Using the listing below, select the lines with the word "красоты" and copy them.

══ Extracted material ══

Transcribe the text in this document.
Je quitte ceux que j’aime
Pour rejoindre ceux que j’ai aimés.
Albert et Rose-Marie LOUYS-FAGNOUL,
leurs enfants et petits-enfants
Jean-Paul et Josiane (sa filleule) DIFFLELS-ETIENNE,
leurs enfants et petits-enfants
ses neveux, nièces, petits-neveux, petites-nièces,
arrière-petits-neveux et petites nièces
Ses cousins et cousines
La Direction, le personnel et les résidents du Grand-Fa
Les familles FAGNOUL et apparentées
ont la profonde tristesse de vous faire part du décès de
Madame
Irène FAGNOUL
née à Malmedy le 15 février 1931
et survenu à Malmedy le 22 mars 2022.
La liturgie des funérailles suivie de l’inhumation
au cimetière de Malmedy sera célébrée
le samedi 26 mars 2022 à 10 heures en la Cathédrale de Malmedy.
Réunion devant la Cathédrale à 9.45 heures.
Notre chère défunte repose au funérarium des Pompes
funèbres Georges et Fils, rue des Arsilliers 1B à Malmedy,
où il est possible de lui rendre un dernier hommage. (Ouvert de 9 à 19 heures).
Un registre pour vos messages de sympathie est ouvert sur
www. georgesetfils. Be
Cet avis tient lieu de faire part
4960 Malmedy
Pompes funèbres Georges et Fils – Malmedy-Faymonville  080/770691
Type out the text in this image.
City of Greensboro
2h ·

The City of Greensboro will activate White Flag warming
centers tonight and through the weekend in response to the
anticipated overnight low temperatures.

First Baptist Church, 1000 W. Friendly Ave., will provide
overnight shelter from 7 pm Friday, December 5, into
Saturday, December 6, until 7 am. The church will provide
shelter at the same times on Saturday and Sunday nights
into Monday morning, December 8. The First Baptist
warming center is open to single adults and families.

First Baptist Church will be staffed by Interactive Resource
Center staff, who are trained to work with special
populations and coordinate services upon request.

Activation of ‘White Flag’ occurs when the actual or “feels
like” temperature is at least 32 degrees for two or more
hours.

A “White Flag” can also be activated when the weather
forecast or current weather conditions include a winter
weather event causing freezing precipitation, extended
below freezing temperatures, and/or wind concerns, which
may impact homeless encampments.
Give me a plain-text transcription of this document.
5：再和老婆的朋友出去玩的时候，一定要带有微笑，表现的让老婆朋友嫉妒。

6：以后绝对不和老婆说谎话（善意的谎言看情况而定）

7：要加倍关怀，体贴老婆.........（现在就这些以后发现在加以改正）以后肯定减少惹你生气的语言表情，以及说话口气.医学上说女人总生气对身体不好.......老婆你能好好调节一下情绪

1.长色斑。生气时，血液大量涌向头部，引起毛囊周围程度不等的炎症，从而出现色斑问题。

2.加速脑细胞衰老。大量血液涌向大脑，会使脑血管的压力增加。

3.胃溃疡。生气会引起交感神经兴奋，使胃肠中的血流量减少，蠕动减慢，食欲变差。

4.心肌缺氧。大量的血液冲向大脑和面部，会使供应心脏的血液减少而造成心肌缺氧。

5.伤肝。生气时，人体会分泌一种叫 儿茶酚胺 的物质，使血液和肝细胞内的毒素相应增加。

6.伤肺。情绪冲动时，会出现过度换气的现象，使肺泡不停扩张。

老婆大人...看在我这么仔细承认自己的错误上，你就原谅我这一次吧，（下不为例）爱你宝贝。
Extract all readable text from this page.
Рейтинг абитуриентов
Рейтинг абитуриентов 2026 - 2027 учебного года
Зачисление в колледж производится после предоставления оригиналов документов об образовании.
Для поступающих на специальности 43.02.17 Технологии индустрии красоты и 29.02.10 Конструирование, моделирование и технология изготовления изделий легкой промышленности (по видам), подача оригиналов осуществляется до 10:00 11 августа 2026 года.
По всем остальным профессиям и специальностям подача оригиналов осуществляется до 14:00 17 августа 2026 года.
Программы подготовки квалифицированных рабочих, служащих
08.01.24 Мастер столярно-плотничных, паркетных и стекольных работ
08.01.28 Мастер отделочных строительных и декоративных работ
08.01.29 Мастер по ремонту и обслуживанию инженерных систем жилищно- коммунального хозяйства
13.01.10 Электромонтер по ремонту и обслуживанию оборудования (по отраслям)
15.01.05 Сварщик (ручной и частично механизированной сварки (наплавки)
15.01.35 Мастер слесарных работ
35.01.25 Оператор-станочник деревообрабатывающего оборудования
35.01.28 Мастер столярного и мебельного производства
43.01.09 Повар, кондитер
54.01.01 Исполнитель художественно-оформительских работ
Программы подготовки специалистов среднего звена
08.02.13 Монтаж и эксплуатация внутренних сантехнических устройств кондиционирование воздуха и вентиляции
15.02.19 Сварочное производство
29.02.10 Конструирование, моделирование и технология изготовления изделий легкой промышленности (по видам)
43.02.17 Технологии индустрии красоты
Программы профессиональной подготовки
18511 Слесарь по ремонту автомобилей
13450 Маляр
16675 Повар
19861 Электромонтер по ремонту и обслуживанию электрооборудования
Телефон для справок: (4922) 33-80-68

═══

Finished task -
Для поступающих на специальности 43.02.17 Технологии индустрии красоты и 29.02.10 Конструирование, моделирование и технология изготовления изделий легкой промышленности (по видам), подача оригиналов осуществляется до 10:00 11 августа 2026 года.
43.02.17 Технологии индустрии красоты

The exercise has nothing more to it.